YOUR OBJECTIVE → Restate, word for word, every line of the data.

--- START OF MATERIAL ---

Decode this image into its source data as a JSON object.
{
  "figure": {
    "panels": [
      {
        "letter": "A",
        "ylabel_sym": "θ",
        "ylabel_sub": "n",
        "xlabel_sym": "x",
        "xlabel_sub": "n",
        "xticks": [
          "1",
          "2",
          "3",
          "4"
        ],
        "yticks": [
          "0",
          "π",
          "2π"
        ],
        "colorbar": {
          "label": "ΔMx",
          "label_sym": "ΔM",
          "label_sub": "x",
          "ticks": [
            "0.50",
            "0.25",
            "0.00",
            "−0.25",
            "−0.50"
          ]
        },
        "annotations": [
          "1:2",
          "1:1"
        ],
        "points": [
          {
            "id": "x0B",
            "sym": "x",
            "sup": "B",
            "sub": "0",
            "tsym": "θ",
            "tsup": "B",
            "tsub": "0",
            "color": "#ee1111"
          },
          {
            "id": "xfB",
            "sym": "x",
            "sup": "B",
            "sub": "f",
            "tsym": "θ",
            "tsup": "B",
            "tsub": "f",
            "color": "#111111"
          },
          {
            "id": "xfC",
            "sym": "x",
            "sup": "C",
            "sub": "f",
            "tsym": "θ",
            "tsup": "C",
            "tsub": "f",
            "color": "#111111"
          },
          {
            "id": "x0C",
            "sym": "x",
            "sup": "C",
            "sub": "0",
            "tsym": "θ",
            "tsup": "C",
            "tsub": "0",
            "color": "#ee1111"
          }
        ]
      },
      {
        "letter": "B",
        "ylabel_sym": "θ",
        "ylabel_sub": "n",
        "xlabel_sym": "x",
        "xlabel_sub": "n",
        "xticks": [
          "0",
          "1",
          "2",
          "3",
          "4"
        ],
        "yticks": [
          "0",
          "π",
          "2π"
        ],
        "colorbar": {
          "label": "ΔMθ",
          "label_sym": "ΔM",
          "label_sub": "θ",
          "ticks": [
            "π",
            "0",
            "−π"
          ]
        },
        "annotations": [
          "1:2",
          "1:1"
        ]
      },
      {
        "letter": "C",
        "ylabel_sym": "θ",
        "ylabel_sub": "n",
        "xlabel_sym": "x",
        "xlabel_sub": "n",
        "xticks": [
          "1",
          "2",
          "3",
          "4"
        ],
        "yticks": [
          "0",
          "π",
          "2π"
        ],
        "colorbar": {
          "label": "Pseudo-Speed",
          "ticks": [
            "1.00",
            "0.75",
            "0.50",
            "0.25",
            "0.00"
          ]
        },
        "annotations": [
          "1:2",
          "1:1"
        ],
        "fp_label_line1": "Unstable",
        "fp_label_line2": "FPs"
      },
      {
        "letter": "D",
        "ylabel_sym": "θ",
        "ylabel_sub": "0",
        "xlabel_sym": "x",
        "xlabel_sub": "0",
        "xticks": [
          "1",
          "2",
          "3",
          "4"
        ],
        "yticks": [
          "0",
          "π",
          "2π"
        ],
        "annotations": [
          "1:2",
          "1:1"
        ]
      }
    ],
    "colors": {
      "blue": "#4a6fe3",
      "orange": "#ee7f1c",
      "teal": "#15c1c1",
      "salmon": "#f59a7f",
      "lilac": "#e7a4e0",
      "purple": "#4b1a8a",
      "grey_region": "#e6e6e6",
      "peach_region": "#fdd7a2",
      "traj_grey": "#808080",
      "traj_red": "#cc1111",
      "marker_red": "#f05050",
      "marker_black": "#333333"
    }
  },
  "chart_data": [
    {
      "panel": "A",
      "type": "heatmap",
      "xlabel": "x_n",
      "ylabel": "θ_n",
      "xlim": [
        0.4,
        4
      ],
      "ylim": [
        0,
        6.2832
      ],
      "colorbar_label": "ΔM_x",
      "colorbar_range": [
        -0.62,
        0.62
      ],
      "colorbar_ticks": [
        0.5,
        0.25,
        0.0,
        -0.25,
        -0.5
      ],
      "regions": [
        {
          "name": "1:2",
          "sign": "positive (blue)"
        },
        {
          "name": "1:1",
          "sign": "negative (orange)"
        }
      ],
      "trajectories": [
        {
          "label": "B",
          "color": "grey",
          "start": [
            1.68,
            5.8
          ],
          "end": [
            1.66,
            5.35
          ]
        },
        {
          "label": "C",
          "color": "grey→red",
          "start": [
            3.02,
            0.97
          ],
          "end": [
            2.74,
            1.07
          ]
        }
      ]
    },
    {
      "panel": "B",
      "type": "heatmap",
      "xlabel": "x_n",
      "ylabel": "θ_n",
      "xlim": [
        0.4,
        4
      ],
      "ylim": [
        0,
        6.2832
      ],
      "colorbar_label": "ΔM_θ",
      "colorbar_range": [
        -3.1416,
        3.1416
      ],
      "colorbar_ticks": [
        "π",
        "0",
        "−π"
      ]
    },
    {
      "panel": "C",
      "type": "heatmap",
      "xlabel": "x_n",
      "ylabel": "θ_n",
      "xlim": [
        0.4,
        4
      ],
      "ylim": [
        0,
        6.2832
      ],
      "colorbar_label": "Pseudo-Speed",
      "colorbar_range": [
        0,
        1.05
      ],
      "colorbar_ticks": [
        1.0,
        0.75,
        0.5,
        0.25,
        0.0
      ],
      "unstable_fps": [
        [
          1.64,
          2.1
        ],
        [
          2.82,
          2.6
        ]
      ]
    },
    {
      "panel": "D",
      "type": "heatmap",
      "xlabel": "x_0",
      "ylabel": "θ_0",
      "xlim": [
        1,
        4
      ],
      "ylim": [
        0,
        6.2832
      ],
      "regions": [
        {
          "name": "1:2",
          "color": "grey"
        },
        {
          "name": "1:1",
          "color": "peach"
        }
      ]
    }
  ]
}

--- END OF MATERIAL ---

EXERCISE RESULT →
Decode this image into its source data as a JSON object.
{
  "figure": {
    "panels": [
      {
        "letter": "A",
        "ylabel_sym": "θ",
        "ylabel_sub": "n",
        "xlabel_sym": "x",
        "xlabel_sub": "n",
        "xticks": [
          "1",
          "2",
          "3",
          "4"
        ],
        "yticks": [
          "0",
          "π",
          "2π"
        ],
        "colorbar": {
          "label": "ΔMx",
          "label_sym": "ΔM",
          "label_sub": "x",
          "ticks": [
            "0.50",
            "0.25",
            "0.00",
            "−0.25",
            "−0.50"
          ]
        },
        "annotations": [
          "1:2",
          "1:1"
        ],
        "points": [
          {
            "id": "x0B",
            "sym": "x",
            "sup": "B",
            "sub": "0",
            "tsym": "θ",
            "tsup": "B",
            "tsub": "0",
            "color": "#ee1111"
          },
          {
            "id": "xfB",
            "sym": "x",
            "sup": "B",
            "sub": "f",
            "tsym": "θ",
            "tsup": "B",
            "tsub": "f",
            "color": "#111111"
          },
          {
            "id": "xfC",
            "sym": "x",
            "sup": "C",
            "sub": "f",
            "tsym": "θ",
            "tsup": "C",
            "tsub": "f",
            "color": "#111111"
          },
          {
            "id": "x0C",
            "sym": "x",
            "sup": "C",
            "sub": "0",
            "tsym": "θ",
            "tsup": "C",
            "tsub": "0",
            "color": "#ee1111"
          }
        ]
      },
      {
        "letter": "B",
        "ylabel_sym": "θ",
        "ylabel_sub": "n",
        "xlabel_sym": "x",
        "xlabel_sub": "n",
        "xticks": [
          "0",
          "1",
          "2",
          "3",
          "4"
        ],
        "yticks": [
          "0",
          "π",
          "2π"
        ],
        "colorbar": {
          "label": "ΔMθ",
          "label_sym": "ΔM",
          "label_sub": "θ",
          "ticks": [
            "π",
            "0",
            "−π"
          ]
        },
        "annotations": [
          "1:2",
          "1:1"
        ]
      },
      {
        "letter": "C",
        "ylabel_sym": "θ",
        "ylabel_sub": "n",
        "xlabel_sym": "x",
        "xlabel_sub": "n",
        "xticks": [
          "1",
          "2",
          "3",
          "4"
        ],
        "yticks": [
          "0",
          "π",
          "2π"
        ],
        "colorbar": {
          "label": "Pseudo-Speed",
          "ticks": [
            "1.00",
            "0.75",
            "0.50",
            "0.25",
            "0.00"
          ]
        },
        "annotations": [
          "1:2",
          "1:1"
        ],
        "fp_label_line1": "Unstable",
        "fp_label_line2": "FPs"
      },
      {
        "letter": "D",
        "ylabel_sym": "θ",
        "ylabel_sub": "0",
        "xlabel_sym": "x",
        "xlabel_sub": "0",
        "xticks": [
          "1",
          "2",
          "3",
          "4"
        ],
        "yticks": [
          "0",
          "π",
          "2π"
        ],
        "annotations": [
          "1:2",
          "1:1"
        ]
      }
    ],
    "colors": {
      "blue": "#4a6fe3",
      "orange": "#ee7f1c",
      "teal": "#15c1c1",
      "salmon": "#f59a7f",
      "lilac": "#e7a4e0",
      "purple": "#4b1a8a",
      "grey_region": "#e6e6e6",
      "peach_region": "#fdd7a2",
      "traj_grey": "#808080",
      "traj_red": "#cc1111",
      "marker_red": "#f05050",
      "marker_black": "#333333"
    }
  },
  "chart_data": [
    {
      "panel": "A",
      "type": "heatmap",
      "xlabel": "x_n",
      "ylabel": "θ_n",
      "xlim": [
        0.4,
        4
      ],
      "ylim": [
        0,
        6.2832
      ],
      "colorbar_label": "ΔM_x",
      "colorbar_range": [
        -0.62,
        0.62
      ],
      "colorbar_ticks": [
        0.5,
        0.25,
        0.0,
        -0.25,
        -0.5
      ],
      "regions": [
        {
          "name": "1:2",
          "sign": "positive (blue)"
        },
        {
          "name": "1:1",
          "sign": "negative (orange)"
        }
      ],
      "trajectories": [
        {
          "label": "B",
          "color": "grey",
          "start": [
            1.68,
            5.8
          ],
          "end": [
            1.66,
            5.35
          ]
        },
        {
          "label": "C",
          "color": "grey→red",
          "start": [
            3.02,
            0.97
          ],
          "end": [
            2.74,
            1.07
          ]
        }
      ]
    },
    {
      "panel": "B",
      "type": "heatmap",
      "xlabel": "x_n",
      "ylabel": "θ_n",
      "xlim": [
        0.4,
        4
      ],
      "ylim": [
        0,
        6.2832
      ],
      "colorbar_label": "ΔM_θ",
      "colorbar_range": [
        -3.1416,
        3.1416
      ],
      "colorbar_ticks": [
        "π",
        "0",
        "−π"
      ]
    },
    {
      "panel": "C",
      "type": "heatmap",
      "xlabel": "x_n",
      "ylabel": "θ_n",
      "xlim": [
        0.4,
        4
      ],
      "ylim": [
        0,
        6.2832
      ],
      "colorbar_label": "Pseudo-Speed",
      "colorbar_range": [
        0,
        1.05
      ],
      "colorbar_ticks": [
        1.0,
        0.75,
        0.5,
        0.25,
        0.0
      ],
      "unstable_fps": [
        [
          1.64,
          2.1
        ],
        [
          2.82,
          2.6
        ]
      ]
    },
    {
      "panel": "D",
      "type": "heatmap",
      "xlabel": "x_0",
      "ylabel": "θ_0",
      "xlim": [
        1,
        4
      ],
      "ylim": [
        0,
        6.2832
      ],
      "regions": [
        {
          "name": "1:2",
          "color": "grey"
        },
        {
          "name": "1:1",
          "color": "peach"
        }
      ]
    }
  ]
}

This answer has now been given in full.